*What the task asks*
Below are the records; locate each line with the word "text" and copy it.

*Records provided*
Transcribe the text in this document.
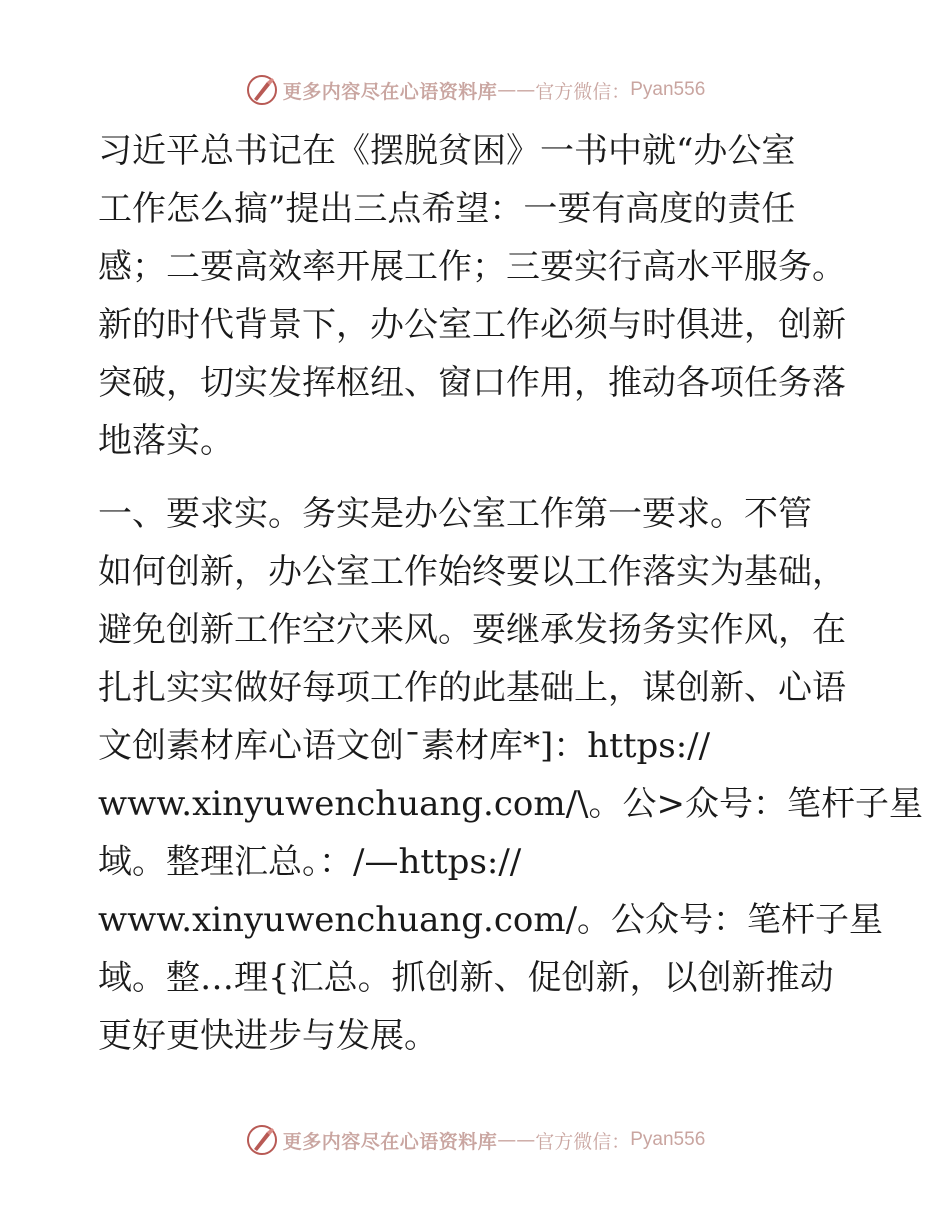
更多内容尽在心语资料库 —— 官方微信： Pyan556
习近平总书记在《摆脱贫困》一书中就“办公室
工作怎么搞”提出三点希望：一要有高度的责任
感；二要高效率开展工作；三要实行高水平服务。
新的时代背景下，办公室工作必须与时俱进，创新
突破，切实发挥枢纽、窗口作用，推动各项任务落
地落实。
一、要求实。务实是办公室工作第一要求。不管
如何创新，办公室工作始终要以工作落实为基础，
避免创新工作空穴来风。要继承发扬务实作风，在
扎扎实实做好每项工作的此基础上，谋创新、心语
文创素材库心语文创¯素材库*]：https://
www.xinyuwenchuang.com/\。公>众号：笔杆子星
域。整理汇总。：/—https://
www.xinyuwenchuang.com/。公众号：笔杆子星
域。整…理{汇总。抓创新、促创新，以创新推动
更好更快进步与发展。
更多内容尽在心语资料库 —— 官方微信： Pyan556
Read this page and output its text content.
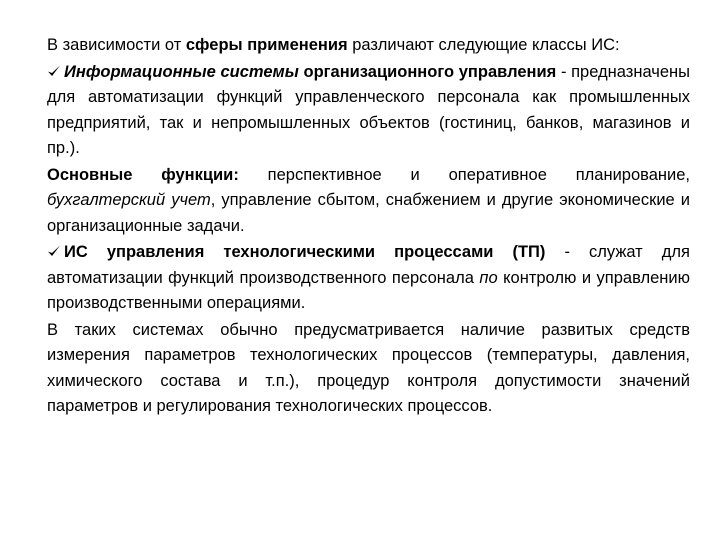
В зависимости от сферы применения различают следующие классы ИС:

Информационные системы организационного управления - предназначены для автоматизации функций управленческого персонала как промышленных предприятий, так и непромышленных объектов (гостиниц, банков, магазинов и пр.).

Основные функции: перспективное и оперативное планирование, бухгалтерский учет, управление сбытом, снабжением и другие экономические и организационные задачи.

ИС управления технологическими процессами (ТП) - служат для автоматизации функций производственного персонала по контролю и управлению производственными операциями.

В таких системах обычно предусматривается наличие развитых средств измерения параметров технологических процессов (температуры, давления, химического состава и т.п.), процедур контроля допустимости значений параметров и регулирования технологических процессов.
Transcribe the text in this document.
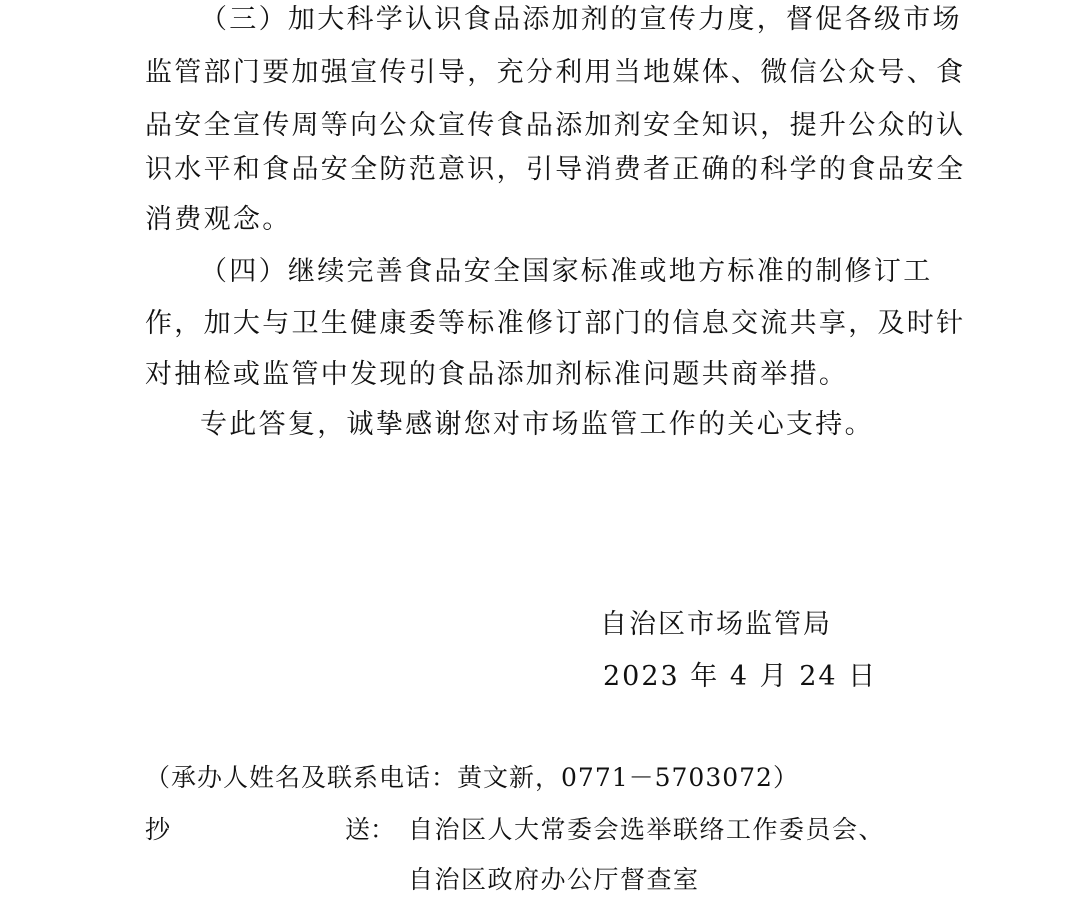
（三）加大科学认识食品添加剂的宣传力度，督促各级市场
监管部门要加强宣传引导，充分利用当地媒体、微信公众号、食
品安全宣传周等向公众宣传食品添加剂安全知识，提升公众的认
识水平和食品安全防范意识，引导消费者正确的科学的食品安全
消费观念。
（四）继续完善食品安全国家标准或地方标准的制修订工
作，加大与卫生健康委等标准修订部门的信息交流共享，及时针
对抽检或监管中发现的食品添加剂标准问题共商举措。
专此答复，诚挚感谢您对市场监管工作的关心支持。
自治区市场监管局
2023 年 4 月 24 日
（承办人姓名及联系电话：黄文新，0771－5703072）
抄	送： 自治区人大常委会选举联络工作委员会、
自治区政府办公厅督查室
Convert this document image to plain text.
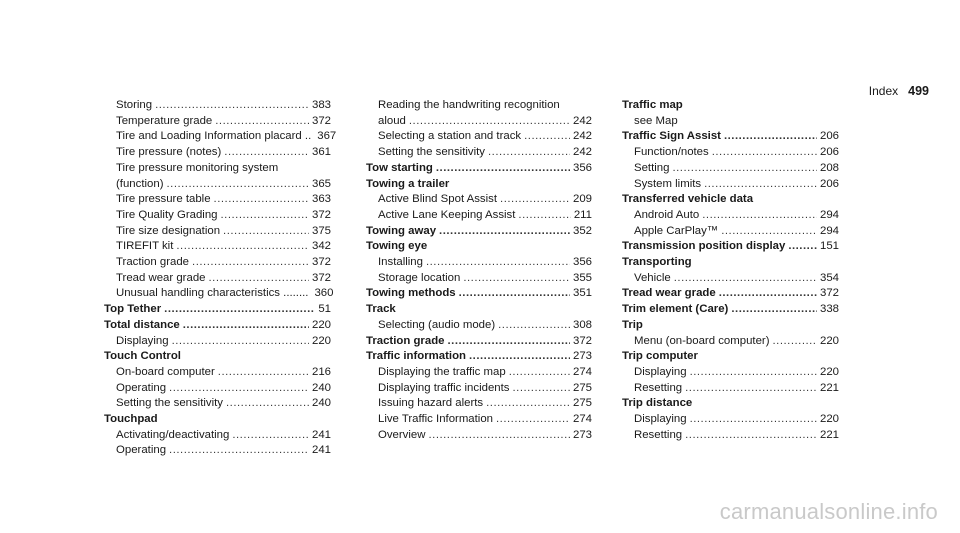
Index 499
Storing .....	383
Temperature grade .....	372
Tire and Loading Information placard .. 367
Tire pressure (notes) .....	361
Tire pressure monitoring system
(function) .....	365
Tire pressure table .....	363
Tire Quality Grading .....	372
Tire size designation .....	375
TIREFIT kit .....	342
Traction grade .....	372
Tread wear grade .....	372
Unusual handling characteristics ........ 360
Top Tether .....	51
Total distance .....	220
Displaying .....	220
Touch Control
On-board computer .....	216
Operating .....	240
Setting the sensitivity .....	240
Touchpad
Activating/deactivating .....	241
Operating .....	241
Reading the handwriting recognition
aloud .....	242
Selecting a station and track .....	242
Setting the sensitivity .....	242
Tow starting .....	356
Towing a trailer
Active Blind Spot Assist .....	209
Active Lane Keeping Assist .....	211
Towing away .....	352
Towing eye
Installing .....	356
Storage location .....	355
Towing methods .....	351
Track
Selecting (audio mode) .....	308
Traction grade .....	372
Traffic information .....	273
Displaying the traffic map .....	274
Displaying traffic incidents .....	275
Issuing hazard alerts .....	275
Live Traffic Information .....	274
Overview .....	273
Traffic map
see Map
Traffic Sign Assist .....	206
Function/notes .....	206
Setting .....	208
System limits .....	206
Transferred vehicle data
Android Auto .....	294
Apple CarPlay™ .....	294
Transmission position display .....	151
Transporting
Vehicle .....	354
Tread wear grade .....	372
Trim element (Care) .....	338
Trip
Menu (on-board computer) .....	220
Trip computer
Displaying .....	220
Resetting .....	221
Trip distance
Displaying .....	220
Resetting .....	221
carmanualsonline.info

*Answer to this task*
Transcribe the text in this document.
Read this page and output its text content.
Transcribe the text in this document.
Convert this document image to plain text.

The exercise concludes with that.